For the copy, please give all of the data again exactly and leave the pictures out.
----- MATERIAL SUPPLIED
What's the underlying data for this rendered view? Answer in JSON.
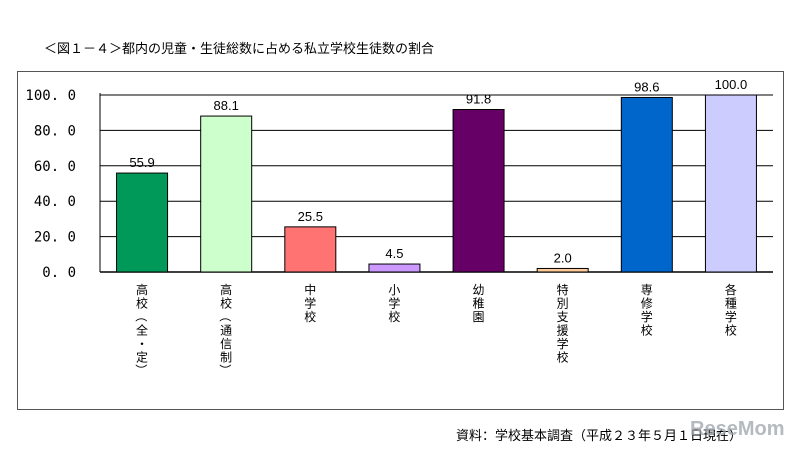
{
  "title": "＜図１－４＞都内の児童・生徒総数に占める私立学校生徒数の割合",
  "source": "資料：学校基本調査（平成２３年５月１日現在）",
  "watermark": "ReseMom",
  "chart_data": {
    "type": "bar",
    "categories": [
      "高校（全・定）",
      "高校（通信制）",
      "中学校",
      "小学校",
      "幼稚園",
      "特別支援学校",
      "専修学校",
      "各種学校"
    ],
    "values": [
      55.9,
      88.1,
      25.5,
      4.5,
      91.8,
      2.0,
      98.6,
      100.0
    ],
    "value_labels": [
      "55.9",
      "88.1",
      "25.5",
      "4.5",
      "91.8",
      "2.0",
      "98.6",
      "100.0"
    ],
    "colors": [
      "#00995a",
      "#ccffcc",
      "#ff7373",
      "#cc99ff",
      "#660066",
      "#ffcc99",
      "#0066cc",
      "#ccccff"
    ],
    "ylim": [
      0,
      100
    ],
    "yticks": [
      "0.0",
      "20.0",
      "40.0",
      "60.0",
      "80.0",
      "100.0"
    ],
    "grid": true,
    "xlabel": "",
    "ylabel": ""
  }
}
----------
*RESULT OF THIS TASK*
What's the underlying data for this rendered view? Answer in JSON.
{
  "title": "＜図１－４＞都内の児童・生徒総数に占める私立学校生徒数の割合",
  "source": "資料：学校基本調査（平成２３年５月１日現在）",
  "watermark": "ReseMom",
  "chart_data": {
    "type": "bar",
    "categories": [
      "高校（全・定）",
      "高校（通信制）",
      "中学校",
      "小学校",
      "幼稚園",
      "特別支援学校",
      "専修学校",
      "各種学校"
    ],
    "values": [
      55.9,
      88.1,
      25.5,
      4.5,
      91.8,
      2.0,
      98.6,
      100.0
    ],
    "value_labels": [
      "55.9",
      "88.1",
      "25.5",
      "4.5",
      "91.8",
      "2.0",
      "98.6",
      "100.0"
    ],
    "colors": [
      "#00995a",
      "#ccffcc",
      "#ff7373",
      "#cc99ff",
      "#660066",
      "#ffcc99",
      "#0066cc",
      "#ccccff"
    ],
    "ylim": [
      0,
      100
    ],
    "yticks": [
      "0.0",
      "20.0",
      "40.0",
      "60.0",
      "80.0",
      "100.0"
    ],
    "grid": true,
    "xlabel": "",
    "ylabel": ""
  }
}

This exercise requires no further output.